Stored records
** begin **

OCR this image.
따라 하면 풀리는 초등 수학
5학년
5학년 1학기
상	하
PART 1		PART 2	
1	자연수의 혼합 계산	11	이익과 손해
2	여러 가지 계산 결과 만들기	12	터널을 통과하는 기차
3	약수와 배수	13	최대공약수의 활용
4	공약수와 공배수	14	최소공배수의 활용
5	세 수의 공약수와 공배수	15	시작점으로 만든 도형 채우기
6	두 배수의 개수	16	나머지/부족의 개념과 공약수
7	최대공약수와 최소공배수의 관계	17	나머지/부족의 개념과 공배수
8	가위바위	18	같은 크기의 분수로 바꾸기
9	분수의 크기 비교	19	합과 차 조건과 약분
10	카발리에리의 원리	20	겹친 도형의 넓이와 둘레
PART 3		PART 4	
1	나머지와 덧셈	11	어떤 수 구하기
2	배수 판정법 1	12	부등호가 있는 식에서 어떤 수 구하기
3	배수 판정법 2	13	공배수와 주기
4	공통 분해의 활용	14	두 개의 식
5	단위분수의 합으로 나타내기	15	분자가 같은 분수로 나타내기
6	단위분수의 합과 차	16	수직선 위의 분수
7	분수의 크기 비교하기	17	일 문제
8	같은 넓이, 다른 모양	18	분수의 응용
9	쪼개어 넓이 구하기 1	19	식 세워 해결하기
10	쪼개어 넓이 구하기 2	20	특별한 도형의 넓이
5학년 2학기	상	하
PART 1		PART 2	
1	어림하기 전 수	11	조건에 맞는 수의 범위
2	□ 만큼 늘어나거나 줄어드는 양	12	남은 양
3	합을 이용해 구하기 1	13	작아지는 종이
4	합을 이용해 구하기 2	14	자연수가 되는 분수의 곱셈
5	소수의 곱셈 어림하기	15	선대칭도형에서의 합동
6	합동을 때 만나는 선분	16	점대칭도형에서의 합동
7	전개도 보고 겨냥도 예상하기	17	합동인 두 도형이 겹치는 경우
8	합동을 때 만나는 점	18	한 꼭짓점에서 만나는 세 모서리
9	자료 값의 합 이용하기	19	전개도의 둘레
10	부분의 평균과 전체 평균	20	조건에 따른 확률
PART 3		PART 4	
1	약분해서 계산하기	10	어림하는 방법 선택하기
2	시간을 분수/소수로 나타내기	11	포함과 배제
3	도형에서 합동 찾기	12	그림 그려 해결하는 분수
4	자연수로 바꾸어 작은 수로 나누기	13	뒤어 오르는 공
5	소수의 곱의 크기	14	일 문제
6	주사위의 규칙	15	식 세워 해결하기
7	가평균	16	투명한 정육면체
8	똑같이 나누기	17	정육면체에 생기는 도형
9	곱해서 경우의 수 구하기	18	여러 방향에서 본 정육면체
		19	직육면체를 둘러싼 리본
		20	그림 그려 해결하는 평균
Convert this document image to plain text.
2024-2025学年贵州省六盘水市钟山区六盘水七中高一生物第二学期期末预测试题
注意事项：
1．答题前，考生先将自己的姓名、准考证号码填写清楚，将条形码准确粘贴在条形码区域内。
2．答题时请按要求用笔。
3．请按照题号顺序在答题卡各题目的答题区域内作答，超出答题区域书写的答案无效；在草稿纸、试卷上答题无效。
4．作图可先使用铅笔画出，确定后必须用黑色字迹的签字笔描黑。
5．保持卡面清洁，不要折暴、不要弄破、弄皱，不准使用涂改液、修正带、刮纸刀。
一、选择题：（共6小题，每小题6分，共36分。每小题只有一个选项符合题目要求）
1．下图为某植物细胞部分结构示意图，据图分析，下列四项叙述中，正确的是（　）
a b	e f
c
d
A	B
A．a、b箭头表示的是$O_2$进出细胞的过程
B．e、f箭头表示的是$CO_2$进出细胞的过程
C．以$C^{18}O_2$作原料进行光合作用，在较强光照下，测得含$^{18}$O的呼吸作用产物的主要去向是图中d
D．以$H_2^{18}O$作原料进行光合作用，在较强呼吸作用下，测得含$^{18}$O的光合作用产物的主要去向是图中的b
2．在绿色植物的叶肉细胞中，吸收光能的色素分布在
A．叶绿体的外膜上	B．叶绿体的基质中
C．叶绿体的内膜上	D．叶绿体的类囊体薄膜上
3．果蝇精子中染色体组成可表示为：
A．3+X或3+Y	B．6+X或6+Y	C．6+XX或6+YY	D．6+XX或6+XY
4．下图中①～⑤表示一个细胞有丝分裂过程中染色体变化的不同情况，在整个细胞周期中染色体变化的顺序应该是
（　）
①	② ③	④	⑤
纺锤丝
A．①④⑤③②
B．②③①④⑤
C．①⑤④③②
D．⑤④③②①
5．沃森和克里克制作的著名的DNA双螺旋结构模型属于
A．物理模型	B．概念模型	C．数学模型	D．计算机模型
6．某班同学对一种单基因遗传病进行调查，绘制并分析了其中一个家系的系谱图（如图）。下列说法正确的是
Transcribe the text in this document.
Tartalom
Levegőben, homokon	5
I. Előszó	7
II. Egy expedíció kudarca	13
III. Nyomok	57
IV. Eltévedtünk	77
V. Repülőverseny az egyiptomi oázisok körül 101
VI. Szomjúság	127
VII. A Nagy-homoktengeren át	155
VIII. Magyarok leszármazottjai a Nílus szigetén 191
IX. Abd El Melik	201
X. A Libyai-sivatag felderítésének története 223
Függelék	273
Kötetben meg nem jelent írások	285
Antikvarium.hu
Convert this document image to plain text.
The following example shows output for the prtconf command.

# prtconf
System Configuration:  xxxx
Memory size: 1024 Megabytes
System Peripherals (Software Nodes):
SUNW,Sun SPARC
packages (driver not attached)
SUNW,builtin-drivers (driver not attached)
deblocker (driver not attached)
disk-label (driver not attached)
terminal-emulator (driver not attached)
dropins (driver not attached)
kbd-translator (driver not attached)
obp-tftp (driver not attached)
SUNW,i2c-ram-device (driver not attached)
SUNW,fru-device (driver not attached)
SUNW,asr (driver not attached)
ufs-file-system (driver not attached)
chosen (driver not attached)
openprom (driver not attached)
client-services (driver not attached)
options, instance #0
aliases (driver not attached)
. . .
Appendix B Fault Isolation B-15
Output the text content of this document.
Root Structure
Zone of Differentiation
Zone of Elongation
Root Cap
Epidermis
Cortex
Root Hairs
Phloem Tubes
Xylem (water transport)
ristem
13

** end **

EXERCISE AIM: Give the count of lines holding the word "해결하는", with no other words.

CORRECT OUTPUT: 2